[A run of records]

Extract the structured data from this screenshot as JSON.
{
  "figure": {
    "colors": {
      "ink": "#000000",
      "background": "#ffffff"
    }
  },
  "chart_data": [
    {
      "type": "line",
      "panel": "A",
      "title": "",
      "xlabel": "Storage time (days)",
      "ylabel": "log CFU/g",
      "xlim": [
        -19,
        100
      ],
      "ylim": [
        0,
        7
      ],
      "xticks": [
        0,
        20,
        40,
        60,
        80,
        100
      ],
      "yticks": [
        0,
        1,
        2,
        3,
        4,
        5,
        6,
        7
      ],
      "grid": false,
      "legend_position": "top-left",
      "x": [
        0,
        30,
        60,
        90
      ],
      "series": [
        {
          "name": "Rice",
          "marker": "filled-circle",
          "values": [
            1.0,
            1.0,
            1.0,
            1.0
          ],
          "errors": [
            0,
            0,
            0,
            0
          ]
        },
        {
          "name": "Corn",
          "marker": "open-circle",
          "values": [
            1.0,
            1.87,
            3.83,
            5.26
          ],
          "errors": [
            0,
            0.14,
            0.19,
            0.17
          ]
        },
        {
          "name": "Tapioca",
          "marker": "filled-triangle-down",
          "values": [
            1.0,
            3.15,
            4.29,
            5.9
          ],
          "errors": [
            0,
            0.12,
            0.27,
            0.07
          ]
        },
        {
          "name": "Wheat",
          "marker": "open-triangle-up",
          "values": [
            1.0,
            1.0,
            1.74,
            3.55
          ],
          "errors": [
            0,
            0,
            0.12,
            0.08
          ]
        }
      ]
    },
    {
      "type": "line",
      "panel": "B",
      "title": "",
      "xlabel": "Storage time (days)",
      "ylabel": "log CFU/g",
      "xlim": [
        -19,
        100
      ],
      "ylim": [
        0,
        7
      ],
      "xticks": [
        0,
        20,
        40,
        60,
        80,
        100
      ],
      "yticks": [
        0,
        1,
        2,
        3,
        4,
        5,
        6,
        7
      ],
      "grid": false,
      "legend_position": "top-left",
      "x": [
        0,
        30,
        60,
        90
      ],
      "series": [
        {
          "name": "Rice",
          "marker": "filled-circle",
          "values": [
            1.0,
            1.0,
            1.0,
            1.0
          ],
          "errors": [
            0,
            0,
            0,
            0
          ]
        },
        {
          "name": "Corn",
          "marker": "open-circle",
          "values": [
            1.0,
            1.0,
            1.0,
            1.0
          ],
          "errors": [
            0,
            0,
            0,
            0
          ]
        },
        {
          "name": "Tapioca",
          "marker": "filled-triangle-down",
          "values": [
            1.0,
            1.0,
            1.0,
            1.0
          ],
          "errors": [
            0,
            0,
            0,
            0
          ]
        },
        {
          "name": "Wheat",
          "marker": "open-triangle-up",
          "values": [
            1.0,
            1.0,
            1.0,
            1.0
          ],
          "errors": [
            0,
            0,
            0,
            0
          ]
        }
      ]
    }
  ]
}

● WHAT NEEDS TO BE DONE
Exactly reproduce all of the entries above.

● OUTPUT FOR THIS EXERCISE
Extract the structured data from this screenshot as JSON.
{
  "figure": {
    "colors": {
      "ink": "#000000",
      "background": "#ffffff"
    }
  },
  "chart_data": [
    {
      "type": "line",
      "panel": "A",
      "title": "",
      "xlabel": "Storage time (days)",
      "ylabel": "log CFU/g",
      "xlim": [
        -19,
        100
      ],
      "ylim": [
        0,
        7
      ],
      "xticks": [
        0,
        20,
        40,
        60,
        80,
        100
      ],
      "yticks": [
        0,
        1,
        2,
        3,
        4,
        5,
        6,
        7
      ],
      "grid": false,
      "legend_position": "top-left",
      "x": [
        0,
        30,
        60,
        90
      ],
      "series": [
        {
          "name": "Rice",
          "marker": "filled-circle",
          "values": [
            1.0,
            1.0,
            1.0,
            1.0
          ],
          "errors": [
            0,
            0,
            0,
            0
          ]
        },
        {
          "name": "Corn",
          "marker": "open-circle",
          "values": [
            1.0,
            1.87,
            3.83,
            5.26
          ],
          "errors": [
            0,
            0.14,
            0.19,
            0.17
          ]
        },
        {
          "name": "Tapioca",
          "marker": "filled-triangle-down",
          "values": [
            1.0,
            3.15,
            4.29,
            5.9
          ],
          "errors": [
            0,
            0.12,
            0.27,
            0.07
          ]
        },
        {
          "name": "Wheat",
          "marker": "open-triangle-up",
          "values": [
            1.0,
            1.0,
            1.74,
            3.55
          ],
          "errors": [
            0,
            0,
            0.12,
            0.08
          ]
        }
      ]
    },
    {
      "type": "line",
      "panel": "B",
      "title": "",
      "xlabel": "Storage time (days)",
      "ylabel": "log CFU/g",
      "xlim": [
        -19,
        100
      ],
      "ylim": [
        0,
        7
      ],
      "xticks": [
        0,
        20,
        40,
        60,
        80,
        100
      ],
      "yticks": [
        0,
        1,
        2,
        3,
        4,
        5,
        6,
        7
      ],
      "grid": false,
      "legend_position": "top-left",
      "x": [
        0,
        30,
        60,
        90
      ],
      "series": [
        {
          "name": "Rice",
          "marker": "filled-circle",
          "values": [
            1.0,
            1.0,
            1.0,
            1.0
          ],
          "errors": [
            0,
            0,
            0,
            0
          ]
        },
        {
          "name": "Corn",
          "marker": "open-circle",
          "values": [
            1.0,
            1.0,
            1.0,
            1.0
          ],
          "errors": [
            0,
            0,
            0,
            0
          ]
        },
        {
          "name": "Tapioca",
          "marker": "filled-triangle-down",
          "values": [
            1.0,
            1.0,
            1.0,
            1.0
          ],
          "errors": [
            0,
            0,
            0,
            0
          ]
        },
        {
          "name": "Wheat",
          "marker": "open-triangle-up",
          "values": [
            1.0,
            1.0,
            1.0,
            1.0
          ],
          "errors": [
            0,
            0,
            0,
            0
          ]
        }
      ]
    }
  ]
}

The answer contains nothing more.